[START OF Information provided]

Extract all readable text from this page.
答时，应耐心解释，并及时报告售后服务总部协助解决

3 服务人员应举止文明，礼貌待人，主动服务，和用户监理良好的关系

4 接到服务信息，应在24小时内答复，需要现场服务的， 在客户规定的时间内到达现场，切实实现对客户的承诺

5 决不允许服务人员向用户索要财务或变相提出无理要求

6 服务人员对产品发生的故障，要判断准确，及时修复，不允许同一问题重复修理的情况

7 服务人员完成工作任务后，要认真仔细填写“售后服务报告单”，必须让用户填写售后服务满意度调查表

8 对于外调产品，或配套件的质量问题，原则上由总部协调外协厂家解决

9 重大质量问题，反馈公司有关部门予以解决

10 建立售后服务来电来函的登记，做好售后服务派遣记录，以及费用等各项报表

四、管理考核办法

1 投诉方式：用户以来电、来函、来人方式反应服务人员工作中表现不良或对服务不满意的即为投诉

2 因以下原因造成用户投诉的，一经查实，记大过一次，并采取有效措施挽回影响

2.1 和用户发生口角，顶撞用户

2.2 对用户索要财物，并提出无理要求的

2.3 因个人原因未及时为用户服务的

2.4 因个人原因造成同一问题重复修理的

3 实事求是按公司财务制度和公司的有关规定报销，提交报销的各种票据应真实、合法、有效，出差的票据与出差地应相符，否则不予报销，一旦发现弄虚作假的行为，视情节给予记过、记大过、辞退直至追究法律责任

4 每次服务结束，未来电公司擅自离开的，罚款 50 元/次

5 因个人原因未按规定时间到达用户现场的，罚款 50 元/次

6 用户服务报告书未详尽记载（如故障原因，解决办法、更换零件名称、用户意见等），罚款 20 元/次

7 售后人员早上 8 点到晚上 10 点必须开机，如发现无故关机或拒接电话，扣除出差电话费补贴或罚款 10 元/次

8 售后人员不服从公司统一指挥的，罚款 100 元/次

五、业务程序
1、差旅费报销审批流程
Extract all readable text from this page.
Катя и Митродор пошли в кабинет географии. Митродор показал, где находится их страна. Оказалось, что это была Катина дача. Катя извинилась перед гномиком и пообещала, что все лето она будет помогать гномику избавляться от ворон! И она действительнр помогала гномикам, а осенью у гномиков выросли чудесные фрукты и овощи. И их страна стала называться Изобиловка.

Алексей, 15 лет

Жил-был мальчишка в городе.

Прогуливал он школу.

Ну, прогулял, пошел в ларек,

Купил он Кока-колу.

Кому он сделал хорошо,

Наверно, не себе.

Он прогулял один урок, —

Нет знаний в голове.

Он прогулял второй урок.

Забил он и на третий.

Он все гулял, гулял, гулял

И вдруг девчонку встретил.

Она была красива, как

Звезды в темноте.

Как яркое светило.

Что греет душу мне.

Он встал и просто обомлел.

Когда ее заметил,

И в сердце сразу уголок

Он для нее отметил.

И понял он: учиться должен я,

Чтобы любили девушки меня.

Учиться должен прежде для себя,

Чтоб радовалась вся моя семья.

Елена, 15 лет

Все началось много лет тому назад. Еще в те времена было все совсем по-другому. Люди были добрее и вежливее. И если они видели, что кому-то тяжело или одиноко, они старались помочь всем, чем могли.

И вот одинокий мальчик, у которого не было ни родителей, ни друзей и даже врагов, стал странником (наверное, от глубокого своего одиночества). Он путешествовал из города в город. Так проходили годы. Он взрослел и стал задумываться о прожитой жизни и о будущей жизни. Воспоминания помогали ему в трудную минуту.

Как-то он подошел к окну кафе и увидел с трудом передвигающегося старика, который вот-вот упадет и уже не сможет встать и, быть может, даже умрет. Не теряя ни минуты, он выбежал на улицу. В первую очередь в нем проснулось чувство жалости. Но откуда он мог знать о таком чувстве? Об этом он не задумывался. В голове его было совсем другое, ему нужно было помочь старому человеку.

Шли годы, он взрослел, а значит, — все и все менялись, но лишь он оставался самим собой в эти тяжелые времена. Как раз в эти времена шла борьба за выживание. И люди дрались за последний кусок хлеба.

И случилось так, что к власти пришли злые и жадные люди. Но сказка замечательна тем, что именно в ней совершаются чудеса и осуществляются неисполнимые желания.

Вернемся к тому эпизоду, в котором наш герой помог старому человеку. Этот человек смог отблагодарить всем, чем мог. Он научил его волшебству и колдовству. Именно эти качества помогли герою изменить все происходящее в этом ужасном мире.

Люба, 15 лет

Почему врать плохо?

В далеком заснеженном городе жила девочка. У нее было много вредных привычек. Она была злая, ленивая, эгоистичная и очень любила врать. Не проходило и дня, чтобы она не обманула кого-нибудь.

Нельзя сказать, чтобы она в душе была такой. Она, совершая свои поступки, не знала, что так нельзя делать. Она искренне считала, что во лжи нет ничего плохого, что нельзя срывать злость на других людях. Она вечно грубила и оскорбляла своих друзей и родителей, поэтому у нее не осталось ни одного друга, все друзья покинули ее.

[END OF Information provided]

Print every record exactly as it was given.

The reply
Extract all readable text from this page.
答时，应耐心解释，并及时报告售后服务总部协助解决

3 服务人员应举止文明，礼貌待人，主动服务，和用户监理良好的关系

4 接到服务信息，应在24小时内答复，需要现场服务的， 在客户规定的时间内到达现场，切实实现对客户的承诺

5 决不允许服务人员向用户索要财务或变相提出无理要求

6 服务人员对产品发生的故障，要判断准确，及时修复，不允许同一问题重复修理的情况

7 服务人员完成工作任务后，要认真仔细填写“售后服务报告单”，必须让用户填写售后服务满意度调查表

8 对于外调产品，或配套件的质量问题，原则上由总部协调外协厂家解决

9 重大质量问题，反馈公司有关部门予以解决

10 建立售后服务来电来函的登记，做好售后服务派遣记录，以及费用等各项报表

四、管理考核办法

1 投诉方式：用户以来电、来函、来人方式反应服务人员工作中表现不良或对服务不满意的即为投诉

2 因以下原因造成用户投诉的，一经查实，记大过一次，并采取有效措施挽回影响

2.1 和用户发生口角，顶撞用户

2.2 对用户索要财物，并提出无理要求的

2.3 因个人原因未及时为用户服务的

2.4 因个人原因造成同一问题重复修理的

3 实事求是按公司财务制度和公司的有关规定报销，提交报销的各种票据应真实、合法、有效，出差的票据与出差地应相符，否则不予报销，一旦发现弄虚作假的行为，视情节给予记过、记大过、辞退直至追究法律责任

4 每次服务结束，未来电公司擅自离开的，罚款 50 元/次

5 因个人原因未按规定时间到达用户现场的，罚款 50 元/次

6 用户服务报告书未详尽记载（如故障原因，解决办法、更换零件名称、用户意见等），罚款 20 元/次

7 售后人员早上 8 点到晚上 10 点必须开机，如发现无故关机或拒接电话，扣除出差电话费补贴或罚款 10 元/次

8 售后人员不服从公司统一指挥的，罚款 100 元/次

五、业务程序
1、差旅费报销审批流程
Extract all readable text from this page.
Катя и Митродор пошли в кабинет географии. Митродор показал, где находится их страна. Оказалось, что это была Катина дача. Катя извинилась перед гномиком и пообещала, что все лето она будет помогать гномику избавляться от ворон! И она действительнр помогала гномикам, а осенью у гномиков выросли чудесные фрукты и овощи. И их страна стала называться Изобиловка.

Алексей, 15 лет

Жил-был мальчишка в городе.

Прогуливал он школу.

Ну, прогулял, пошел в ларек,

Купил он Кока-колу.

Кому он сделал хорошо,

Наверно, не себе.

Он прогулял один урок, —

Нет знаний в голове.

Он прогулял второй урок.

Забил он и на третий.

Он все гулял, гулял, гулял

И вдруг девчонку встретил.

Она была красива, как

Звезды в темноте.

Как яркое светило.

Что греет душу мне.

Он встал и просто обомлел.

Когда ее заметил,

И в сердце сразу уголок

Он для нее отметил.

И понял он: учиться должен я,

Чтобы любили девушки меня.

Учиться должен прежде для себя,

Чтоб радовалась вся моя семья.

Елена, 15 лет

Все началось много лет тому назад. Еще в те времена было все совсем по-другому. Люди были добрее и вежливее. И если они видели, что кому-то тяжело или одиноко, они старались помочь всем, чем могли.

И вот одинокий мальчик, у которого не было ни родителей, ни друзей и даже врагов, стал странником (наверное, от глубокого своего одиночества). Он путешествовал из города в город. Так проходили годы. Он взрослел и стал задумываться о прожитой жизни и о будущей жизни. Воспоминания помогали ему в трудную минуту.

Как-то он подошел к окну кафе и увидел с трудом передвигающегося старика, который вот-вот упадет и уже не сможет встать и, быть может, даже умрет. Не теряя ни минуты, он выбежал на улицу. В первую очередь в нем проснулось чувство жалости. Но откуда он мог знать о таком чувстве? Об этом он не задумывался. В голове его было совсем другое, ему нужно было помочь старому человеку.

Шли годы, он взрослел, а значит, — все и все менялись, но лишь он оставался самим собой в эти тяжелые времена. Как раз в эти времена шла борьба за выживание. И люди дрались за последний кусок хлеба.

И случилось так, что к власти пришли злые и жадные люди. Но сказка замечательна тем, что именно в ней совершаются чудеса и осуществляются неисполнимые желания.

Вернемся к тому эпизоду, в котором наш герой помог старому человеку. Этот человек смог отблагодарить всем, чем мог. Он научил его волшебству и колдовству. Именно эти качества помогли герою изменить все происходящее в этом ужасном мире.

Люба, 15 лет

Почему врать плохо?

В далеком заснеженном городе жила девочка. У нее было много вредных привычек. Она была злая, ленивая, эгоистичная и очень любила врать. Не проходило и дня, чтобы она не обманула кого-нибудь.

Нельзя сказать, чтобы она в душе была такой. Она, совершая свои поступки, не знала, что так нельзя делать. Она искренне считала, что во лжи нет ничего плохого, что нельзя срывать злость на других людях. Она вечно грубила и оскорбляла своих друзей и родителей, поэтому у нее не осталось ни одного друга, все друзья покинули ее.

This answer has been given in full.